Your task:
Transcribe the full listing below exactly.

Source data:
========================================================================

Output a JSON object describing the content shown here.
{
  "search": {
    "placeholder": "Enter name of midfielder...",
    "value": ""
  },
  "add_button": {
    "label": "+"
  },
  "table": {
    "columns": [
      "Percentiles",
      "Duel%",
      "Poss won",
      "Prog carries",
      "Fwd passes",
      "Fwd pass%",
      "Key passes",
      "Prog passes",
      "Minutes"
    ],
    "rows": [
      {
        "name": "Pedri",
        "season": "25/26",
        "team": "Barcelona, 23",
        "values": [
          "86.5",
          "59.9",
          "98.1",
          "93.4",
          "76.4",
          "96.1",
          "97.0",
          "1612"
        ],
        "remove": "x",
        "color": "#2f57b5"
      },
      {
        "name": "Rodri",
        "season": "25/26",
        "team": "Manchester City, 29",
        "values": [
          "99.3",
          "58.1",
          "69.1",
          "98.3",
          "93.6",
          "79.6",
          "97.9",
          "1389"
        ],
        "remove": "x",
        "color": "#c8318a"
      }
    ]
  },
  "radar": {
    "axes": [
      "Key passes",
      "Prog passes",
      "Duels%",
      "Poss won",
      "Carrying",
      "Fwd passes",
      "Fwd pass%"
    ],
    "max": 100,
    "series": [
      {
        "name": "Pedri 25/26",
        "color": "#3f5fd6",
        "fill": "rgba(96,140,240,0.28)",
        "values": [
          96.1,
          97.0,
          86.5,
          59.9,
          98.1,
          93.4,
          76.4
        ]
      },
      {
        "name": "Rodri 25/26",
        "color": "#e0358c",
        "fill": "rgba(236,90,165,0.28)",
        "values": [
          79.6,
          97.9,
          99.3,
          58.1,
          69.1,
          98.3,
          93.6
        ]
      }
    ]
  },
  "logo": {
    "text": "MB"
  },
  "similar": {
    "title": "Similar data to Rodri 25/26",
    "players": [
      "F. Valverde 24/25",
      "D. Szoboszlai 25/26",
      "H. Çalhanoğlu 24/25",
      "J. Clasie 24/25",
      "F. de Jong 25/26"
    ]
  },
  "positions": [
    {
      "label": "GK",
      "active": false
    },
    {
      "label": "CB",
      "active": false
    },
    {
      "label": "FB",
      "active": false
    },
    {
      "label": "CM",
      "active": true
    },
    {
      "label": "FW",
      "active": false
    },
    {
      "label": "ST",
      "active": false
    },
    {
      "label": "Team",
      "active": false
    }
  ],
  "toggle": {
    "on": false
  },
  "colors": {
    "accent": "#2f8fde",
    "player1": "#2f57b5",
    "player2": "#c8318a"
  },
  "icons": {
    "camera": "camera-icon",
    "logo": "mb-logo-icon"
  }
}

========================================================================

Solution for this problem:
Output a JSON object describing the content shown here.
{
  "search": {
    "placeholder": "Enter name of midfielder...",
    "value": ""
  },
  "add_button": {
    "label": "+"
  },
  "table": {
    "columns": [
      "Percentiles",
      "Duel%",
      "Poss won",
      "Prog carries",
      "Fwd passes",
      "Fwd pass%",
      "Key passes",
      "Prog passes",
      "Minutes"
    ],
    "rows": [
      {
        "name": "Pedri",
        "season": "25/26",
        "team": "Barcelona, 23",
        "values": [
          "86.5",
          "59.9",
          "98.1",
          "93.4",
          "76.4",
          "96.1",
          "97.0",
          "1612"
        ],
        "remove": "x",
        "color": "#2f57b5"
      },
      {
        "name": "Rodri",
        "season": "25/26",
        "team": "Manchester City, 29",
        "values": [
          "99.3",
          "58.1",
          "69.1",
          "98.3",
          "93.6",
          "79.6",
          "97.9",
          "1389"
        ],
        "remove": "x",
        "color": "#c8318a"
      }
    ]
  },
  "radar": {
    "axes": [
      "Key passes",
      "Prog passes",
      "Duels%",
      "Poss won",
      "Carrying",
      "Fwd passes",
      "Fwd pass%"
    ],
    "max": 100,
    "series": [
      {
        "name": "Pedri 25/26",
        "color": "#3f5fd6",
        "fill": "rgba(96,140,240,0.28)",
        "values": [
          96.1,
          97.0,
          86.5,
          59.9,
          98.1,
          93.4,
          76.4
        ]
      },
      {
        "name": "Rodri 25/26",
        "color": "#e0358c",
        "fill": "rgba(236,90,165,0.28)",
        "values": [
          79.6,
          97.9,
          99.3,
          58.1,
          69.1,
          98.3,
          93.6
        ]
      }
    ]
  },
  "logo": {
    "text": "MB"
  },
  "similar": {
    "title": "Similar data to Rodri 25/26",
    "players": [
      "F. Valverde 24/25",
      "D. Szoboszlai 25/26",
      "H. Çalhanoğlu 24/25",
      "J. Clasie 24/25",
      "F. de Jong 25/26"
    ]
  },
  "positions": [
    {
      "label": "GK",
      "active": false
    },
    {
      "label": "CB",
      "active": false
    },
    {
      "label": "FB",
      "active": false
    },
    {
      "label": "CM",
      "active": true
    },
    {
      "label": "FW",
      "active": false
    },
    {
      "label": "ST",
      "active": false
    },
    {
      "label": "Team",
      "active": false
    }
  ],
  "toggle": {
    "on": false
  },
  "colors": {
    "accent": "#2f8fde",
    "player1": "#2f57b5",
    "player2": "#c8318a"
  },
  "icons": {
    "camera": "camera-icon",
    "logo": "mb-logo-icon"
  }
}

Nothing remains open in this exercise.